Reproduce the listing below without any change.

····················

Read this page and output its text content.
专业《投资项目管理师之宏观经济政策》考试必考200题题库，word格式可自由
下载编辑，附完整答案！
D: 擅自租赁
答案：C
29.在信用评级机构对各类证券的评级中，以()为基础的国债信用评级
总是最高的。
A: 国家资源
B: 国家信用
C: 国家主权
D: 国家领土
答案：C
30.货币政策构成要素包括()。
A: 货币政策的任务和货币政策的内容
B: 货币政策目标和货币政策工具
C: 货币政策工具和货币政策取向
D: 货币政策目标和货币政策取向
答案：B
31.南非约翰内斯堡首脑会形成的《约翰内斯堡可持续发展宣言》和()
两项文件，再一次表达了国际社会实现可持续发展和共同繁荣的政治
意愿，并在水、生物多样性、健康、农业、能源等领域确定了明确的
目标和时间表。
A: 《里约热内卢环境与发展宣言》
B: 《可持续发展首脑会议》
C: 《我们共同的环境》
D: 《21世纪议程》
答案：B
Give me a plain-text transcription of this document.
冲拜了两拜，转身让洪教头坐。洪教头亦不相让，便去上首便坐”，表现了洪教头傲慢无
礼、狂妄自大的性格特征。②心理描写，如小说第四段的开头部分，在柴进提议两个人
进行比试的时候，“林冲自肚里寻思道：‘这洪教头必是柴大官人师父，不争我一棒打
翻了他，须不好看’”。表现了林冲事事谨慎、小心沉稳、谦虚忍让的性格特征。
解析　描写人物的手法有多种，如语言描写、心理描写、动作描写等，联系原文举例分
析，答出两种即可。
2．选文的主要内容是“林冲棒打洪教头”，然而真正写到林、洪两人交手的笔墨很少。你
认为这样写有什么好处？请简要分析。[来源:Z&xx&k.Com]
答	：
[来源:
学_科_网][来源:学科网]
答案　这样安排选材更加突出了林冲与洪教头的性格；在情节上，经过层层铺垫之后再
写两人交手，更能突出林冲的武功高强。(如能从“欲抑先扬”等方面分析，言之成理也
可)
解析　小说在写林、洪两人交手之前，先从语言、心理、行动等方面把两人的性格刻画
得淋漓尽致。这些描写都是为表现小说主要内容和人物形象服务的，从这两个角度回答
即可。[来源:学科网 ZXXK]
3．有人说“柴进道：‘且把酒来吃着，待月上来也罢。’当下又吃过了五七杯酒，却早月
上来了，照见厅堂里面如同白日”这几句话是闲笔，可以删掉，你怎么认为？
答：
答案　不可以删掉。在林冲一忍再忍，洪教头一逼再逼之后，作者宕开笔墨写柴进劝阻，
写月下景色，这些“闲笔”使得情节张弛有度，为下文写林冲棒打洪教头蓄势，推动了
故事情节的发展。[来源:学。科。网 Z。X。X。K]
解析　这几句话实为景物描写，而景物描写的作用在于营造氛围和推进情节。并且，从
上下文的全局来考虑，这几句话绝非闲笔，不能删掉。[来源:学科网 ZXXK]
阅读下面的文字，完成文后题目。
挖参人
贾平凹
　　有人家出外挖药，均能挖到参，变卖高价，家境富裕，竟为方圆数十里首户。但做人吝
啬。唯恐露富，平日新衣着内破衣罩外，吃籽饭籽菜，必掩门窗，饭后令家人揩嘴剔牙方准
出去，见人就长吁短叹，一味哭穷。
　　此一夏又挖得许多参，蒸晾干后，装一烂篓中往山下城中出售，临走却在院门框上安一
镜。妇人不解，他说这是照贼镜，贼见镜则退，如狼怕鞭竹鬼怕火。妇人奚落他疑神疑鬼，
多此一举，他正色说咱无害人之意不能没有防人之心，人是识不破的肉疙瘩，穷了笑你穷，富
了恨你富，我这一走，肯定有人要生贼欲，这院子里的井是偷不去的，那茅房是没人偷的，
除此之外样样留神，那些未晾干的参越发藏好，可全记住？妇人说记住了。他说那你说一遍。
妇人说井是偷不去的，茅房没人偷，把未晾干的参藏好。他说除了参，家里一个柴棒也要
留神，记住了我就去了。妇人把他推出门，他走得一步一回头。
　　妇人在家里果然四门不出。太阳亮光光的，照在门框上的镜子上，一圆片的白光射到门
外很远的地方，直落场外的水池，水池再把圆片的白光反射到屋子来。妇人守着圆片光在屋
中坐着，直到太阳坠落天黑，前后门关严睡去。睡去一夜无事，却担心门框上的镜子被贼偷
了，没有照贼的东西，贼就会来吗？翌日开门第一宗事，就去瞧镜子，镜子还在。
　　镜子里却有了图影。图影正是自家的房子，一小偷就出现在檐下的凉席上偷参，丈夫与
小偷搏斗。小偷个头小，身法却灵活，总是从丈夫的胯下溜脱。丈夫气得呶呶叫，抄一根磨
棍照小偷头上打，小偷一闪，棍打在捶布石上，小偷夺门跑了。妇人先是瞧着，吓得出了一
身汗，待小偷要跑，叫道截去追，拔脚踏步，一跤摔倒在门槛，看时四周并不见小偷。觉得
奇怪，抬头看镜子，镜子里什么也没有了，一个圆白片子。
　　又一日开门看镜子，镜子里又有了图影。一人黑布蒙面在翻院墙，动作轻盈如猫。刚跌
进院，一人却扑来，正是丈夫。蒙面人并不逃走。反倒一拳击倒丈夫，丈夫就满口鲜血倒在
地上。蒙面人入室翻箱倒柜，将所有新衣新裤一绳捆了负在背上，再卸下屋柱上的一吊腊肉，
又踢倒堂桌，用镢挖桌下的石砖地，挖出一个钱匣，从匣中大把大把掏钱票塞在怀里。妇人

····················

### The result
Read this page and output its text content.
专业《投资项目管理师之宏观经济政策》考试必考200题题库，word格式可自由
下载编辑，附完整答案！
D: 擅自租赁
答案：C
29.在信用评级机构对各类证券的评级中，以()为基础的国债信用评级
总是最高的。
A: 国家资源
B: 国家信用
C: 国家主权
D: 国家领土
答案：C
30.货币政策构成要素包括()。
A: 货币政策的任务和货币政策的内容
B: 货币政策目标和货币政策工具
C: 货币政策工具和货币政策取向
D: 货币政策目标和货币政策取向
答案：B
31.南非约翰内斯堡首脑会形成的《约翰内斯堡可持续发展宣言》和()
两项文件，再一次表达了国际社会实现可持续发展和共同繁荣的政治
意愿，并在水、生物多样性、健康、农业、能源等领域确定了明确的
目标和时间表。
A: 《里约热内卢环境与发展宣言》
B: 《可持续发展首脑会议》
C: 《我们共同的环境》
D: 《21世纪议程》
答案：B
Give me a plain-text transcription of this document.
冲拜了两拜，转身让洪教头坐。洪教头亦不相让，便去上首便坐”，表现了洪教头傲慢无
礼、狂妄自大的性格特征。②心理描写，如小说第四段的开头部分，在柴进提议两个人
进行比试的时候，“林冲自肚里寻思道：‘这洪教头必是柴大官人师父，不争我一棒打
翻了他，须不好看’”。表现了林冲事事谨慎、小心沉稳、谦虚忍让的性格特征。
解析　描写人物的手法有多种，如语言描写、心理描写、动作描写等，联系原文举例分
析，答出两种即可。
2．选文的主要内容是“林冲棒打洪教头”，然而真正写到林、洪两人交手的笔墨很少。你
认为这样写有什么好处？请简要分析。[来源:Z&xx&k.Com]
答	：
[来源:
学_科_网][来源:学科网]
答案　这样安排选材更加突出了林冲与洪教头的性格；在情节上，经过层层铺垫之后再
写两人交手，更能突出林冲的武功高强。(如能从“欲抑先扬”等方面分析，言之成理也
可)
解析　小说在写林、洪两人交手之前，先从语言、心理、行动等方面把两人的性格刻画
得淋漓尽致。这些描写都是为表现小说主要内容和人物形象服务的，从这两个角度回答
即可。[来源:学科网 ZXXK]
3．有人说“柴进道：‘且把酒来吃着，待月上来也罢。’当下又吃过了五七杯酒，却早月
上来了，照见厅堂里面如同白日”这几句话是闲笔，可以删掉，你怎么认为？
答：
答案　不可以删掉。在林冲一忍再忍，洪教头一逼再逼之后，作者宕开笔墨写柴进劝阻，
写月下景色，这些“闲笔”使得情节张弛有度，为下文写林冲棒打洪教头蓄势，推动了
故事情节的发展。[来源:学。科。网 Z。X。X。K]
解析　这几句话实为景物描写，而景物描写的作用在于营造氛围和推进情节。并且，从
上下文的全局来考虑，这几句话绝非闲笔，不能删掉。[来源:学科网 ZXXK]
阅读下面的文字，完成文后题目。
挖参人
贾平凹
　　有人家出外挖药，均能挖到参，变卖高价，家境富裕，竟为方圆数十里首户。但做人吝
啬。唯恐露富，平日新衣着内破衣罩外，吃籽饭籽菜，必掩门窗，饭后令家人揩嘴剔牙方准
出去，见人就长吁短叹，一味哭穷。
　　此一夏又挖得许多参，蒸晾干后，装一烂篓中往山下城中出售，临走却在院门框上安一
镜。妇人不解，他说这是照贼镜，贼见镜则退，如狼怕鞭竹鬼怕火。妇人奚落他疑神疑鬼，
多此一举，他正色说咱无害人之意不能没有防人之心，人是识不破的肉疙瘩，穷了笑你穷，富
了恨你富，我这一走，肯定有人要生贼欲，这院子里的井是偷不去的，那茅房是没人偷的，
除此之外样样留神，那些未晾干的参越发藏好，可全记住？妇人说记住了。他说那你说一遍。
妇人说井是偷不去的，茅房没人偷，把未晾干的参藏好。他说除了参，家里一个柴棒也要
留神，记住了我就去了。妇人把他推出门，他走得一步一回头。
　　妇人在家里果然四门不出。太阳亮光光的，照在门框上的镜子上，一圆片的白光射到门
外很远的地方，直落场外的水池，水池再把圆片的白光反射到屋子来。妇人守着圆片光在屋
中坐着，直到太阳坠落天黑，前后门关严睡去。睡去一夜无事，却担心门框上的镜子被贼偷
了，没有照贼的东西，贼就会来吗？翌日开门第一宗事，就去瞧镜子，镜子还在。
　　镜子里却有了图影。图影正是自家的房子，一小偷就出现在檐下的凉席上偷参，丈夫与
小偷搏斗。小偷个头小，身法却灵活，总是从丈夫的胯下溜脱。丈夫气得呶呶叫，抄一根磨
棍照小偷头上打，小偷一闪，棍打在捶布石上，小偷夺门跑了。妇人先是瞧着，吓得出了一
身汗，待小偷要跑，叫道截去追，拔脚踏步，一跤摔倒在门槛，看时四周并不见小偷。觉得
奇怪，抬头看镜子，镜子里什么也没有了，一个圆白片子。
　　又一日开门看镜子，镜子里又有了图影。一人黑布蒙面在翻院墙，动作轻盈如猫。刚跌
进院，一人却扑来，正是丈夫。蒙面人并不逃走。反倒一拳击倒丈夫，丈夫就满口鲜血倒在
地上。蒙面人入室翻箱倒柜，将所有新衣新裤一绳捆了负在背上，再卸下屋柱上的一吊腊肉，
又踢倒堂桌，用镢挖桌下的石砖地，挖出一个钱匣，从匣中大把大把掏钱票塞在怀里。妇人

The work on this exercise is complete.